Source document:
——

Effect of Gravity on Flame Structure of Small-Scale Pool Fires ()

Ryo Takahashi^{}, Hiroyuki Torikai^{}, Akihiko Ito^{}

Graduate School of Science and Technology, Hirosaki University, Hirosaki, Japan.

**DOI: **10.4236/ojsst.2017.73009
PDF
HTML XML
1,112
Downloads
1,973
Views
Citations

Graduate School of Science and Technology, Hirosaki University, Hirosaki, Japan.

The height of the pool fire depends on the amount of heat feedback from the flame to the fuel. In order to predict flame height in a partial gravity environment, we investigated the heat feedback amount of a small pool flame experimentally under normal to partial gravity conditions; using the drop tower at Hirosaki University in Japan to obtain arbitrary partial gravity condition, which varied from 1 G to 0.55 G. We performed the measurement of the flame shape with a digital camera. Based on the experiment result, we expected the amount of fuel vapor from the amount of heat feedback of the pool flame calculated and to establish the prediction formula of the flame height in the partial gravity environment.

Keywords

Pool Fire, Partial Gravity, Drop Tower, Liquid Fuel, Flame Structure

Share and Cite:

Takahashi, R. , Torikai, H. and Ito, A. (2017) Effect of Gravity on Flame Structure of Small-Scale Pool Fires. *Open Journal of Safety Science and Technology*, **7**, 96-105. doi: 10.4236/ojsst.2017.73009.

1. Introduction

In recent years, as space research and technology progress, activity range of human spreads to various gravity environments. Although a fire in a spacecraft and station is a greatly feared hazard, flame characteristics under various gravity environments are not clarified entirely. Because there is no buoyant force under microgravity environment; flame behaviour is completely different than under normal gravity environment. To predict phenomena of fires, it is important to understand the effect of gravity on flame behavior which differs depending on the buoyancy. To clarify the relationship between flame behavior and gravity, some combustion research under varied gravity environments using drop towers, parabolic-trajectory airplanes, the Space Shuttle, and centrifuges has done [1] - [9] . However, there has been little combustion research into partial-gravity environments between micro and normal gravity.

From previous research, it is clear that the flame height of small-scale pool fires decreases as gravity levels decline [10] [11] . To clarify the mechanism of flame height decrease, flow field research and heat feedback research of pool fires was performed by Yoshihara and Yoshida et al. [10] . As a result, the mechanism of the decrease in flame height is becoming obvious. However, the relationship between the flame height and the gravity value has not yet been quantitatively shown. In this research, we performed small-scale pool fires under a partial gravity environment using the drop tower at Hirosaki University. Based on the experiment result, it is aimed to expect the amount of fuel vapor from the amount of heat feedback of the pool flame calculated and to establish the prediction formula of the flame height in the partial gravity environment.

——

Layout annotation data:
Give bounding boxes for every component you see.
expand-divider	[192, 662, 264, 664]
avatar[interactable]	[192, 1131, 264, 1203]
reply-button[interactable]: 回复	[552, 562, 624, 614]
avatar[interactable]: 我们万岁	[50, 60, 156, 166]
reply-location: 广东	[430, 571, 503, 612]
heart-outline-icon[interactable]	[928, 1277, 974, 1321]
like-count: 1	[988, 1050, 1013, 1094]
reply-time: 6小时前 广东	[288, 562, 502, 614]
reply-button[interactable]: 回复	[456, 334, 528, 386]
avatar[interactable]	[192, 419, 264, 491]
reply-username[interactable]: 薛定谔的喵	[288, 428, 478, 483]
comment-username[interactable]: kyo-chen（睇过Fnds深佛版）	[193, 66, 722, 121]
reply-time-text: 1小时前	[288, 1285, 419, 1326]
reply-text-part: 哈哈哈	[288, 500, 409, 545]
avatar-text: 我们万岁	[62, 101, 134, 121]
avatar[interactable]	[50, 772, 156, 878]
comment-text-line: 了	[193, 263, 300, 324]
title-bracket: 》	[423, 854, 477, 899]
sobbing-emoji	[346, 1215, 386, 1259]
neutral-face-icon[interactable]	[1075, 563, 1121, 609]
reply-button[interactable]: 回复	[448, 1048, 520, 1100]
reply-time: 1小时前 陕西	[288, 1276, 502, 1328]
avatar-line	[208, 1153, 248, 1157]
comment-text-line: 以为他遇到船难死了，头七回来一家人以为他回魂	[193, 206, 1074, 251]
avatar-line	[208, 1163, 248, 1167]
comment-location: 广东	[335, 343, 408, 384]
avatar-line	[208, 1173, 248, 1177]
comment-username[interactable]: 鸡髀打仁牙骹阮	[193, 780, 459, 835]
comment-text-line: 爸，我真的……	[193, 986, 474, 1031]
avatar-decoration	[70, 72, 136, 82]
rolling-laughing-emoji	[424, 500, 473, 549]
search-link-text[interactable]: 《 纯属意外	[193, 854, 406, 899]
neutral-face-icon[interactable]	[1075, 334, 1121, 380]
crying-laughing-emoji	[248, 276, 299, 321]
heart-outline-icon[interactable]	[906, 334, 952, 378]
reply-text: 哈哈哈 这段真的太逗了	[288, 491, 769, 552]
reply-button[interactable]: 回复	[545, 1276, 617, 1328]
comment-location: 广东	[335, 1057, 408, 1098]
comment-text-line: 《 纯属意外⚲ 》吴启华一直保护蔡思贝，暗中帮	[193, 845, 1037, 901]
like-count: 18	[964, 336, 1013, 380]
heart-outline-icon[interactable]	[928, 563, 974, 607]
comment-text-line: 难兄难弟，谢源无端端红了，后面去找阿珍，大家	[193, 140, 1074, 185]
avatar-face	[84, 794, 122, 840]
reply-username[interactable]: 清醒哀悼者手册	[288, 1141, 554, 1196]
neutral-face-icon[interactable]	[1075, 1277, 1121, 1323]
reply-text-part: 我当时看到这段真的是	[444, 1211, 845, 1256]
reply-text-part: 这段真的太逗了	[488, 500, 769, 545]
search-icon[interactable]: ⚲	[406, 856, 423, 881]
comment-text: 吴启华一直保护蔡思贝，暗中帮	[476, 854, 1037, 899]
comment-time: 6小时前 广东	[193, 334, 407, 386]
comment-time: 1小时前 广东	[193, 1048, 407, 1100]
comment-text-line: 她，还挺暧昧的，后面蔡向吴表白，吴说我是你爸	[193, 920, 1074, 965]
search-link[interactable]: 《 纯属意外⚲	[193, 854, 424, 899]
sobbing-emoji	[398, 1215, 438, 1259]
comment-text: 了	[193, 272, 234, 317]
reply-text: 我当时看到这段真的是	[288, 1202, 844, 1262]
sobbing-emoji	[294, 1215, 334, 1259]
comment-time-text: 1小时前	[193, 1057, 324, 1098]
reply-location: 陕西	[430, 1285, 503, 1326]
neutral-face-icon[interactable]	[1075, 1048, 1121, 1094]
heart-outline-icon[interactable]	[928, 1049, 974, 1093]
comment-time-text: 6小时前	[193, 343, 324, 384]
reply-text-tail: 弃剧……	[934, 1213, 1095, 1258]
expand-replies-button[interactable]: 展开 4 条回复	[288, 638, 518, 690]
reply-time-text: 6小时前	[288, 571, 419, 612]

——

Set task 1: Please rewrite the paragraph in the pool fire paper that begins "In recent years, as space research" as a short bulleted list that keeps its main facts.
Set task 2: Reproduce the passage of the pool fire paper starting at "Takahashi, R. , Torikai, H." and ending at "96-105. doi: 10.4236/ojsst.2017.73009.".

Full response 1:
- As space research advances, human activity is spreading into various gravity environments.
- Fire in a spacecraft or station is a greatly feared hazard, yet flame behavior under different gravity levels is not fully understood.
- With no buoyant force in microgravity, flames behave completely differently than under normal gravity.
- Predicting fires requires understanding how gravity, through buoyancy, affects flame behavior.
- Combustion studies under varied gravity have used drop towers, parabolic-trajectory airplanes, the Space Shuttle, and centrifuges.
- Little of this research has looked at partial gravity between micro and normal gravity.

Full response 2:
Takahashi, R. , Torikai, H. and Ito, A. (2017) Effect of Gravity on Flame Structure of Small-Scale Pool Fires. *Open Journal of Safety Science and Technology*, **7**, 96-105. doi: 10.4236/ojsst.2017.73009.